GOAL - Reproduce the data below in full and exclude every picture.

RECORDS PROVIDED -
****

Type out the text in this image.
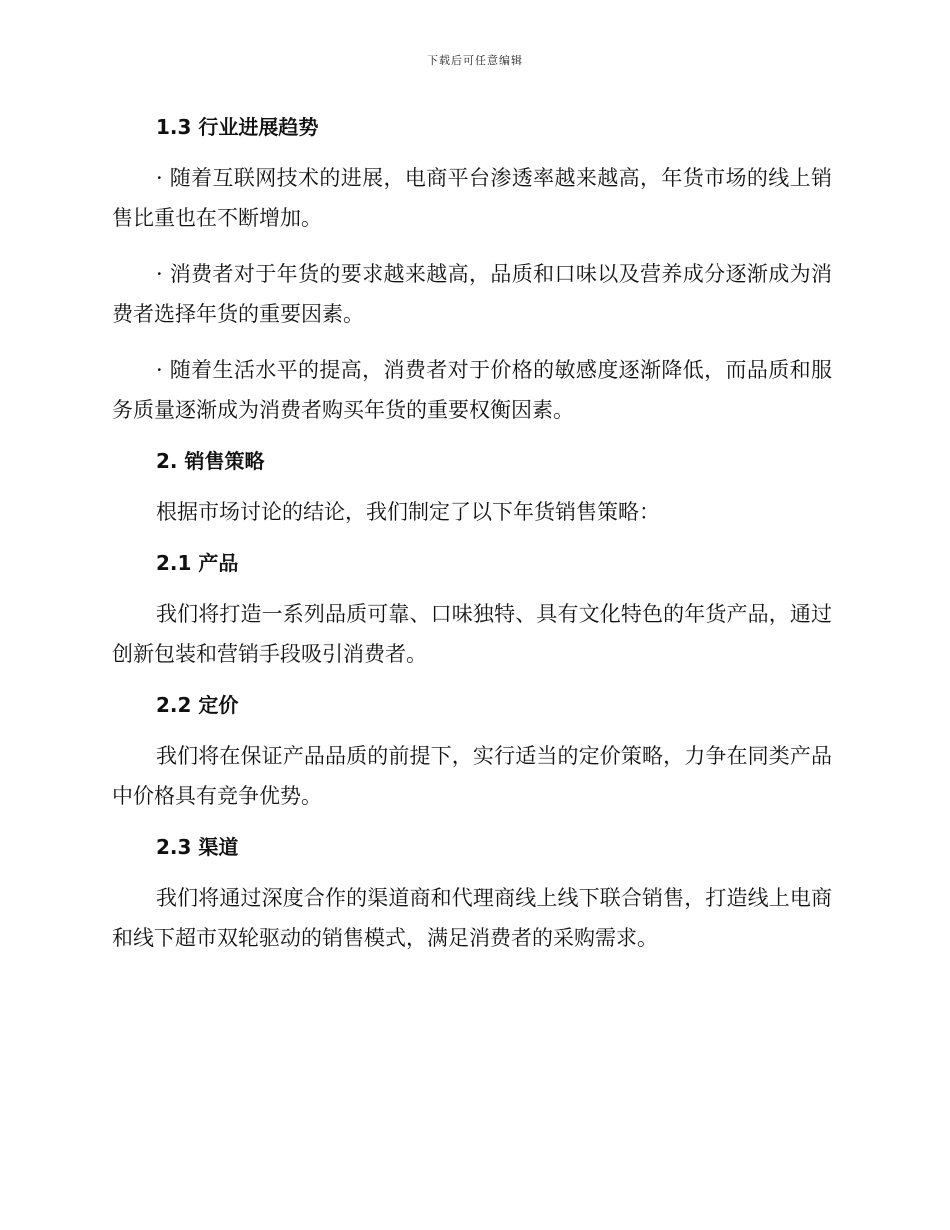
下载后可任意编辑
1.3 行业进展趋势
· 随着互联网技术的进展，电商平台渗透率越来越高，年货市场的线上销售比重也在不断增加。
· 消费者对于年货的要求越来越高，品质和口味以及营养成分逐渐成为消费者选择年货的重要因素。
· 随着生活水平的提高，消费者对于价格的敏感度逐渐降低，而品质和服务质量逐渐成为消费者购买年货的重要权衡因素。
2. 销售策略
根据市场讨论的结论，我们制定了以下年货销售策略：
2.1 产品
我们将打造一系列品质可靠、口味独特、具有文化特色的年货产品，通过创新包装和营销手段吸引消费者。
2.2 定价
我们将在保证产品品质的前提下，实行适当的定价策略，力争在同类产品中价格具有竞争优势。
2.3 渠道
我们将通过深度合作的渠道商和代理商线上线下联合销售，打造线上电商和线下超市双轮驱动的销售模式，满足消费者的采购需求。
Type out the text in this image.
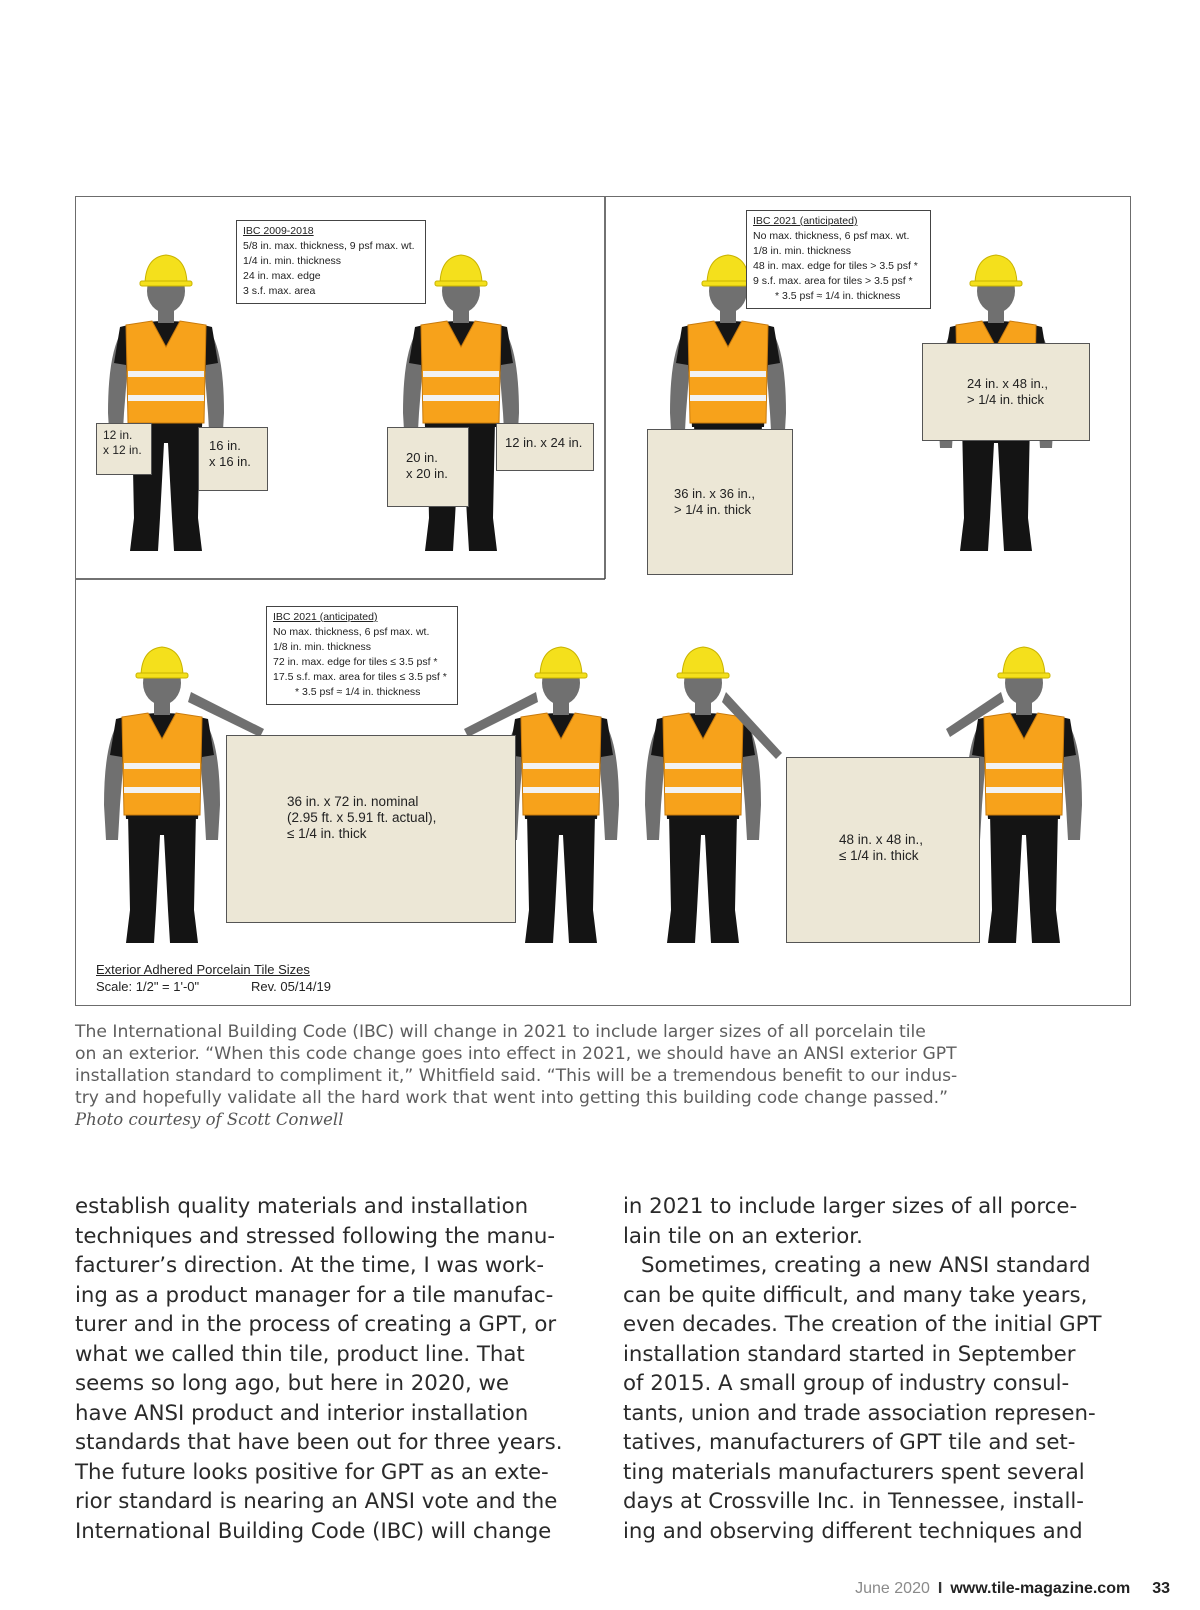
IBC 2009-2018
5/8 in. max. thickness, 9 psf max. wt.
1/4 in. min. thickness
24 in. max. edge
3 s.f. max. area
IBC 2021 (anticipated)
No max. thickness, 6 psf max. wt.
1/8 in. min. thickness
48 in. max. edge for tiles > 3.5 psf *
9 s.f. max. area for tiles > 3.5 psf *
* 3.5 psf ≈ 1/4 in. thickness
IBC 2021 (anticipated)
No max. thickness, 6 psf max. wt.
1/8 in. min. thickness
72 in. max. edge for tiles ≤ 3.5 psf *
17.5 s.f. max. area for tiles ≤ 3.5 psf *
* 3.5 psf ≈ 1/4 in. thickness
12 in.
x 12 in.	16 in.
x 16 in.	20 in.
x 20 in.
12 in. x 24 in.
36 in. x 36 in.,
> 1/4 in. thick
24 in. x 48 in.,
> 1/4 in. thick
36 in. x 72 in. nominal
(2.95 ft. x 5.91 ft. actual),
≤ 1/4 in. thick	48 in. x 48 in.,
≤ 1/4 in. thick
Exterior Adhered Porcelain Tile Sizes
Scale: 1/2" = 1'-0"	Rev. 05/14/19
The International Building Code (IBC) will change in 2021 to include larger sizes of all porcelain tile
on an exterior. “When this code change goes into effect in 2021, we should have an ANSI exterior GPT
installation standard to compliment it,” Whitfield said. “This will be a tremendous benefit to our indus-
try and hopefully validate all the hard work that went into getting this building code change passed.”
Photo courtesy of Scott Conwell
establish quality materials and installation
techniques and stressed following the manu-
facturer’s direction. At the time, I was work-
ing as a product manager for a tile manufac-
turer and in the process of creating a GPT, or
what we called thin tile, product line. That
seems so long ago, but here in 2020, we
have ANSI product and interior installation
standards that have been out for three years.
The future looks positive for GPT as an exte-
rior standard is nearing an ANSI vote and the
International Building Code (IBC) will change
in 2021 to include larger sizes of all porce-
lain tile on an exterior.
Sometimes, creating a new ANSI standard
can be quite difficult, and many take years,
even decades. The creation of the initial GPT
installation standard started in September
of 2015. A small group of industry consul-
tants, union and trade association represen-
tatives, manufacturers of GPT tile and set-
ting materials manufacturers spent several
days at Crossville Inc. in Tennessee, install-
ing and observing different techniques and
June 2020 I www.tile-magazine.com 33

****

ANSWER FOR THE TASK -
Type out the text in this image.
下载后可任意编辑
1.3 行业进展趋势
· 随着互联网技术的进展，电商平台渗透率越来越高，年货市场的线上销售比重也在不断增加。
· 消费者对于年货的要求越来越高，品质和口味以及营养成分逐渐成为消费者选择年货的重要因素。
· 随着生活水平的提高，消费者对于价格的敏感度逐渐降低，而品质和服务质量逐渐成为消费者购买年货的重要权衡因素。
2. 销售策略
根据市场讨论的结论，我们制定了以下年货销售策略：
2.1 产品
我们将打造一系列品质可靠、口味独特、具有文化特色的年货产品，通过创新包装和营销手段吸引消费者。
2.2 定价
我们将在保证产品品质的前提下，实行适当的定价策略，力争在同类产品中价格具有竞争优势。
2.3 渠道
我们将通过深度合作的渠道商和代理商线上线下联合销售，打造线上电商和线下超市双轮驱动的销售模式，满足消费者的采购需求。
Type out the text in this image.
IBC 2009-2018
5/8 in. max. thickness, 9 psf max. wt.
1/4 in. min. thickness
24 in. max. edge
3 s.f. max. area
IBC 2021 (anticipated)
No max. thickness, 6 psf max. wt.
1/8 in. min. thickness
48 in. max. edge for tiles > 3.5 psf *
9 s.f. max. area for tiles > 3.5 psf *
* 3.5 psf ≈ 1/4 in. thickness
IBC 2021 (anticipated)
No max. thickness, 6 psf max. wt.
1/8 in. min. thickness
72 in. max. edge for tiles ≤ 3.5 psf *
17.5 s.f. max. area for tiles ≤ 3.5 psf *
* 3.5 psf ≈ 1/4 in. thickness
12 in.
x 12 in.	16 in.
x 16 in.	20 in.
x 20 in.
12 in. x 24 in.
36 in. x 36 in.,
> 1/4 in. thick
24 in. x 48 in.,
> 1/4 in. thick
36 in. x 72 in. nominal
(2.95 ft. x 5.91 ft. actual),
≤ 1/4 in. thick	48 in. x 48 in.,
≤ 1/4 in. thick
Exterior Adhered Porcelain Tile Sizes
Scale: 1/2" = 1'-0"	Rev. 05/14/19
The International Building Code (IBC) will change in 2021 to include larger sizes of all porcelain tile
on an exterior. “When this code change goes into effect in 2021, we should have an ANSI exterior GPT
installation standard to compliment it,” Whitfield said. “This will be a tremendous benefit to our indus-
try and hopefully validate all the hard work that went into getting this building code change passed.”
Photo courtesy of Scott Conwell
establish quality materials and installation
techniques and stressed following the manu-
facturer’s direction. At the time, I was work-
ing as a product manager for a tile manufac-
turer and in the process of creating a GPT, or
what we called thin tile, product line. That
seems so long ago, but here in 2020, we
have ANSI product and interior installation
standards that have been out for three years.
The future looks positive for GPT as an exte-
rior standard is nearing an ANSI vote and the
International Building Code (IBC) will change
in 2021 to include larger sizes of all porce-
lain tile on an exterior.
Sometimes, creating a new ANSI standard
can be quite difficult, and many take years,
even decades. The creation of the initial GPT
installation standard started in September
of 2015. A small group of industry consul-
tants, union and trade association represen-
tatives, manufacturers of GPT tile and set-
ting materials manufacturers spent several
days at Crossville Inc. in Tennessee, install-
ing and observing different techniques and
June 2020 I www.tile-magazine.com 33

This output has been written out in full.